■ **Exercise details**
Pull every line containing "JSON" out of the material below.

═══ Extracted entries ═══

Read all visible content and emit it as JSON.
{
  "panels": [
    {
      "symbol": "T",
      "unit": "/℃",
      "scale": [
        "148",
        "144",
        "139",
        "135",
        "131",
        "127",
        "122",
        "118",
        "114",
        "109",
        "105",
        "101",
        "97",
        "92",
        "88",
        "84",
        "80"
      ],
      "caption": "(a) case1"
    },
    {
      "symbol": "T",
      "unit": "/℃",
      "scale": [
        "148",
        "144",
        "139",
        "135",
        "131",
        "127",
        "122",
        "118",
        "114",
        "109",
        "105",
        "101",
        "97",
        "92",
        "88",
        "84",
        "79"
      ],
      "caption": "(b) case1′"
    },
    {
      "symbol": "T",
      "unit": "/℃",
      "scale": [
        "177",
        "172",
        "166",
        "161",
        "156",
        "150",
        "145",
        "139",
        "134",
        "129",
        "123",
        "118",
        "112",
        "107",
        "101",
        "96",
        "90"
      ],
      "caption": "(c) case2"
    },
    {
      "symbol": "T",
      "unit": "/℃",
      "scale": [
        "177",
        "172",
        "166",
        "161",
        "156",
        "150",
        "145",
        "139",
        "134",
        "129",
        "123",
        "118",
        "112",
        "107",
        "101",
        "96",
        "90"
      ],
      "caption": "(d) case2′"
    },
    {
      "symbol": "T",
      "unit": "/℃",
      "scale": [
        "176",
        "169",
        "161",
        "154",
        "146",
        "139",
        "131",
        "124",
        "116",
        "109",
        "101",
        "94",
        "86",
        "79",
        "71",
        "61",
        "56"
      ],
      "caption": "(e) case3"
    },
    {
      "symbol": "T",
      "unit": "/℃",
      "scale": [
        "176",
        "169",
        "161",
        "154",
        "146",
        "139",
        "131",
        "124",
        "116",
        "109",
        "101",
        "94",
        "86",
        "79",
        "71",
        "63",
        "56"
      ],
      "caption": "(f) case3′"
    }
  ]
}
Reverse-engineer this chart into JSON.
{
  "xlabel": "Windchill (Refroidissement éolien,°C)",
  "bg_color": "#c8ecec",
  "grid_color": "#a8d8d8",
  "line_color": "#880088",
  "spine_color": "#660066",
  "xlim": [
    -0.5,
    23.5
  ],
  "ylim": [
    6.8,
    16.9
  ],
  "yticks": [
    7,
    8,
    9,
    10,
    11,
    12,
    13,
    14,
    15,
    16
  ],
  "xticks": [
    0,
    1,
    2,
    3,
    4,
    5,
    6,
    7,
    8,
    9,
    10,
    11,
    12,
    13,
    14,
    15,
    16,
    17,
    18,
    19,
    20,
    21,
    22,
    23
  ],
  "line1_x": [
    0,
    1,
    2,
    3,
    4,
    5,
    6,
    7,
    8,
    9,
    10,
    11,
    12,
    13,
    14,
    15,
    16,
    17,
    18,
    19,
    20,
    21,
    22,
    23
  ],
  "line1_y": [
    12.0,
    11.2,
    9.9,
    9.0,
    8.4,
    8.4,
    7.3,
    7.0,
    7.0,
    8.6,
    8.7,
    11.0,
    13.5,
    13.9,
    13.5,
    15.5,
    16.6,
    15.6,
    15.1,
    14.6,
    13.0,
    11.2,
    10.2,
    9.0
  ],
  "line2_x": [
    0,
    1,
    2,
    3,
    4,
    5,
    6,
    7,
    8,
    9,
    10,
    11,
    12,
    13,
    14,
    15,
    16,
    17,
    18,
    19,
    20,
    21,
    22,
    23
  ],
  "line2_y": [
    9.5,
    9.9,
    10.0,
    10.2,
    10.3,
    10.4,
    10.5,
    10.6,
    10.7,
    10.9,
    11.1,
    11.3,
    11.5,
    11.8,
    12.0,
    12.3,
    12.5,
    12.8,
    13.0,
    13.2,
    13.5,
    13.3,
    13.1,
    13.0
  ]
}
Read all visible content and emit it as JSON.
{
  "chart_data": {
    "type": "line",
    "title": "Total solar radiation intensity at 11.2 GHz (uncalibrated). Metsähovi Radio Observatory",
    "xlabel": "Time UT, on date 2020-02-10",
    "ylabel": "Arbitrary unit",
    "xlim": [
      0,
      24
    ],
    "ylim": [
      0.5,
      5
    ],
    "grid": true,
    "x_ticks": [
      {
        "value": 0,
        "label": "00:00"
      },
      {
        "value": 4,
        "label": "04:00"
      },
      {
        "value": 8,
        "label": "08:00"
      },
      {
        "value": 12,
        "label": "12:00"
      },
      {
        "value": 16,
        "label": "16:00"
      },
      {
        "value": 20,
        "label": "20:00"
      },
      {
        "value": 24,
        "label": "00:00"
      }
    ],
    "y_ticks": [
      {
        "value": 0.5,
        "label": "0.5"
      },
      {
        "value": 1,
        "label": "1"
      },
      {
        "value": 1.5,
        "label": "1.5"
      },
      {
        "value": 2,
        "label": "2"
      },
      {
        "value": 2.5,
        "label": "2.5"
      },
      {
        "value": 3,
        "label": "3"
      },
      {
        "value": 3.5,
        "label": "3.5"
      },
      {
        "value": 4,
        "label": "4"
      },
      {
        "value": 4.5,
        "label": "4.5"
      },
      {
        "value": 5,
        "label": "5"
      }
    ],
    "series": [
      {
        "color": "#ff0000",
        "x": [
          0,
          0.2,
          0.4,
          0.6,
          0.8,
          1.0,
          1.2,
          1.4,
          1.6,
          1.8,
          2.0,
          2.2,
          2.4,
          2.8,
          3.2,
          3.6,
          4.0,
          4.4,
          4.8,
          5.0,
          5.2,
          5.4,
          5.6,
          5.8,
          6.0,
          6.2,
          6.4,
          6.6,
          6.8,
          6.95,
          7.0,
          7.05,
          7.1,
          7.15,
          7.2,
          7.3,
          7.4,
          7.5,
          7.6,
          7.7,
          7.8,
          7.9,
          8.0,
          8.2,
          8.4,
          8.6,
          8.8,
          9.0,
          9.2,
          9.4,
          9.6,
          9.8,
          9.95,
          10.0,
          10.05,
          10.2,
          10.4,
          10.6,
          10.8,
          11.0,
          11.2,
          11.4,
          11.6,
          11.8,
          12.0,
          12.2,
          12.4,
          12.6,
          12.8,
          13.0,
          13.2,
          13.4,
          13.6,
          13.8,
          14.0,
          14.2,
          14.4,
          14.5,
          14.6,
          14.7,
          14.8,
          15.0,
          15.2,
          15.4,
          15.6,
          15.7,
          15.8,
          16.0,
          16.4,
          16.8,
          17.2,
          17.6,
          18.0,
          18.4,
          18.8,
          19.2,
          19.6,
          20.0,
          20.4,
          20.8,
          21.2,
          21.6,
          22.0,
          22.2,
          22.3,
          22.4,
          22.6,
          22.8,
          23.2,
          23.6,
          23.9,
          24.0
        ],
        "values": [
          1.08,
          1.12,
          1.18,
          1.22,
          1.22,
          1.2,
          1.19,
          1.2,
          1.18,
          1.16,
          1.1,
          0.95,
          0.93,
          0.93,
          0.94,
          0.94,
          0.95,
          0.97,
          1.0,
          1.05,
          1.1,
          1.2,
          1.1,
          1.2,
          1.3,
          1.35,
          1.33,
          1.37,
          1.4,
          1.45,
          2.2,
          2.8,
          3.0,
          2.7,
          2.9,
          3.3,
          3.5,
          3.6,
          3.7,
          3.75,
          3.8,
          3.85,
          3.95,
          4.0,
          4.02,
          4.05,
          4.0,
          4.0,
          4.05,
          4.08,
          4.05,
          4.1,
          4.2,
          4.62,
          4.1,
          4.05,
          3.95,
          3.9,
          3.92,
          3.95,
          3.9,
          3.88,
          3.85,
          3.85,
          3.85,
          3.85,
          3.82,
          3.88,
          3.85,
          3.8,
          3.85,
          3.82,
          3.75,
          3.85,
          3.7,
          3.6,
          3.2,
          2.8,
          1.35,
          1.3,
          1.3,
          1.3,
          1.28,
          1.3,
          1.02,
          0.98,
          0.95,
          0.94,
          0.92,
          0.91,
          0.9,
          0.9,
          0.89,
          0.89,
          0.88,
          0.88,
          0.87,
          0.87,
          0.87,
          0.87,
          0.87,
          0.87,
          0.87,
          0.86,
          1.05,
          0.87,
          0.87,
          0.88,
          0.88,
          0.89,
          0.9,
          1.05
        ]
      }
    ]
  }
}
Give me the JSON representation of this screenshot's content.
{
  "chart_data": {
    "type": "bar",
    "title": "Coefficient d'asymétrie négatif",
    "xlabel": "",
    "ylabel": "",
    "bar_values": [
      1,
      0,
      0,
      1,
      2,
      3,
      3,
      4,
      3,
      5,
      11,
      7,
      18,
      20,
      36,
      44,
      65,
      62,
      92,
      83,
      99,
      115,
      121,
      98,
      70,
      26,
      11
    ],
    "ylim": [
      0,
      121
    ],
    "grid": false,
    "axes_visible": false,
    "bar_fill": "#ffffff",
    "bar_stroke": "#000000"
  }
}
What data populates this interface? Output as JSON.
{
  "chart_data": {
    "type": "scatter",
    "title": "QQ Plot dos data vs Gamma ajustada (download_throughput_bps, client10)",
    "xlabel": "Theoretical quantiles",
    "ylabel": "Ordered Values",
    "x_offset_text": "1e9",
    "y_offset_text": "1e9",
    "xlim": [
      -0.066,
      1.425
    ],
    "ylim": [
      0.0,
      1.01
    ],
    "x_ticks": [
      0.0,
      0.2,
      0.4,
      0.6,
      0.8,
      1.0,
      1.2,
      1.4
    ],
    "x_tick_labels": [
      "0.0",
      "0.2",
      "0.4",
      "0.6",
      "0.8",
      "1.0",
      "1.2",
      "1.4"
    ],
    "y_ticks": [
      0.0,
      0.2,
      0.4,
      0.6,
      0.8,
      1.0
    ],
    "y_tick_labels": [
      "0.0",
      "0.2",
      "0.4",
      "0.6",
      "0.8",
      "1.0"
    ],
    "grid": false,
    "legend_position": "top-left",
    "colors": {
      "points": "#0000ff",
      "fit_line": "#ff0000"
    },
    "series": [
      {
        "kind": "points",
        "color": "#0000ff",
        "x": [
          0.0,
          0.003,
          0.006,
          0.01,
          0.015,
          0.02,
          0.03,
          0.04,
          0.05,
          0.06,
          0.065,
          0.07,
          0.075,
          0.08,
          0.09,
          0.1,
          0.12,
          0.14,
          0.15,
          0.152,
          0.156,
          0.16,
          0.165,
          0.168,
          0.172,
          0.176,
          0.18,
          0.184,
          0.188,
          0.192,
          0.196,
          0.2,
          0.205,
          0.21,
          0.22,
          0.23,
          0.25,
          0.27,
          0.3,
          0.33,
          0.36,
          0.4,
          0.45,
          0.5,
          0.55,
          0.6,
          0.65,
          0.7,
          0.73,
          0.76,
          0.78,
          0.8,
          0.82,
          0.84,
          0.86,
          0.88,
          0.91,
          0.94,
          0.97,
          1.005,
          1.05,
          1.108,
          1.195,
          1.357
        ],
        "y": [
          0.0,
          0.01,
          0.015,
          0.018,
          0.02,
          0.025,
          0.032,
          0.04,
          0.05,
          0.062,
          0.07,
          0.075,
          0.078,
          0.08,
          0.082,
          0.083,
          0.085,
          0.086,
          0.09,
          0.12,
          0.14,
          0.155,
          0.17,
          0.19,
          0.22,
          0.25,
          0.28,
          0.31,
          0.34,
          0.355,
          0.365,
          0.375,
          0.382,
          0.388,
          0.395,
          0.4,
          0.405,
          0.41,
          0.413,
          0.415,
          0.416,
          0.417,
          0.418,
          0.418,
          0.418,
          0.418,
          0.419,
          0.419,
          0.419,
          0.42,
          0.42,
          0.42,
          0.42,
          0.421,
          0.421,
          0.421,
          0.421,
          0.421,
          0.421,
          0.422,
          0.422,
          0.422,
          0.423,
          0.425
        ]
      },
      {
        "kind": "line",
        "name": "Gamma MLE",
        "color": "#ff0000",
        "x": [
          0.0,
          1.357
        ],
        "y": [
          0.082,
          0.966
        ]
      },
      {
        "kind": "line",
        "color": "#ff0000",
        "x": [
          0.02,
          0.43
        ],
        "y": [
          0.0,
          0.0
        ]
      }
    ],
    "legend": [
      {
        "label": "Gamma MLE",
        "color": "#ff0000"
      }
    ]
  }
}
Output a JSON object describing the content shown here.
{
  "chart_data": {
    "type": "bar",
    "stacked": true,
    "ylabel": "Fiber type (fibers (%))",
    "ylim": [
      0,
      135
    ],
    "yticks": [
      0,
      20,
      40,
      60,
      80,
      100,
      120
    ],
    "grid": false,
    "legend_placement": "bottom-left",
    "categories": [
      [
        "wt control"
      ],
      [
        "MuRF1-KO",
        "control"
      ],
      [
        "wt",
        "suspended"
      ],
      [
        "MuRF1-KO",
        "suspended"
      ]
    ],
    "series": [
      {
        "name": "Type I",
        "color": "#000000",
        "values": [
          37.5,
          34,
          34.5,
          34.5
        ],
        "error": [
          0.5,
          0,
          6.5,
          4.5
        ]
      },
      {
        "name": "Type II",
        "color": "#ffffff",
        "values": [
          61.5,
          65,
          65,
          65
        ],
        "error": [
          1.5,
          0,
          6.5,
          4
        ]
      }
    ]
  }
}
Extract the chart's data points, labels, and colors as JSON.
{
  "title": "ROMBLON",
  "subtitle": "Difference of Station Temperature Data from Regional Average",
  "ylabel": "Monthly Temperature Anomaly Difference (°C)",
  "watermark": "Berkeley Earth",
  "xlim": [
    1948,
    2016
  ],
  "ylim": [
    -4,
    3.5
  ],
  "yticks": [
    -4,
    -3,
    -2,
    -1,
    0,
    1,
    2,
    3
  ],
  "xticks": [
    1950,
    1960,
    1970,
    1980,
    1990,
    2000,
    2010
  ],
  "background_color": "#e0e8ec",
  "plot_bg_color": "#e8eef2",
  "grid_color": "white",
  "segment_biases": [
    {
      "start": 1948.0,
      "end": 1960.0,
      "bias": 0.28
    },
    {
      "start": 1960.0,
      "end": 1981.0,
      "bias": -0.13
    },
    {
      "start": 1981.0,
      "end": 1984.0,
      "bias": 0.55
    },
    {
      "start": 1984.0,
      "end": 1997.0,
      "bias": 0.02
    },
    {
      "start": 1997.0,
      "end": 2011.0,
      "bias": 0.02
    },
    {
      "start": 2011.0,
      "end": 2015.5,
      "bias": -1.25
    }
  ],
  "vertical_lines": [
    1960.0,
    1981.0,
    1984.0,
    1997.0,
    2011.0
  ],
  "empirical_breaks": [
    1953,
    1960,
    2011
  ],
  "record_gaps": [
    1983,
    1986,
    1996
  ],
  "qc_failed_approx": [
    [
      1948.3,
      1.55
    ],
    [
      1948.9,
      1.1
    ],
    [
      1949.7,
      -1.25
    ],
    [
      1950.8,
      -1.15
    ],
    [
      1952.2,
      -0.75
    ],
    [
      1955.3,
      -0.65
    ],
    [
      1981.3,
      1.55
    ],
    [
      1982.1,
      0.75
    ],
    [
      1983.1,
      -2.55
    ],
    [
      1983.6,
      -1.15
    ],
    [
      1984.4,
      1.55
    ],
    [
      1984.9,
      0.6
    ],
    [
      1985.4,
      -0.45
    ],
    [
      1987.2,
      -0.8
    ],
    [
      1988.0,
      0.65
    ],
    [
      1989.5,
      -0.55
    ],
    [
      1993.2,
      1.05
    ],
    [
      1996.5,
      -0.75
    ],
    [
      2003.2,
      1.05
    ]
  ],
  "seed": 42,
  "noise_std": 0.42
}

═══

■ **Exercise result**
Read all visible content and emit it as JSON.
Reverse-engineer this chart into JSON.
Read all visible content and emit it as JSON.
Give me the JSON representation of this screenshot's content.
What data populates this interface? Output as JSON.
Output a JSON object describing the content shown here.
Extract the chart's data points, labels, and colors as JSON.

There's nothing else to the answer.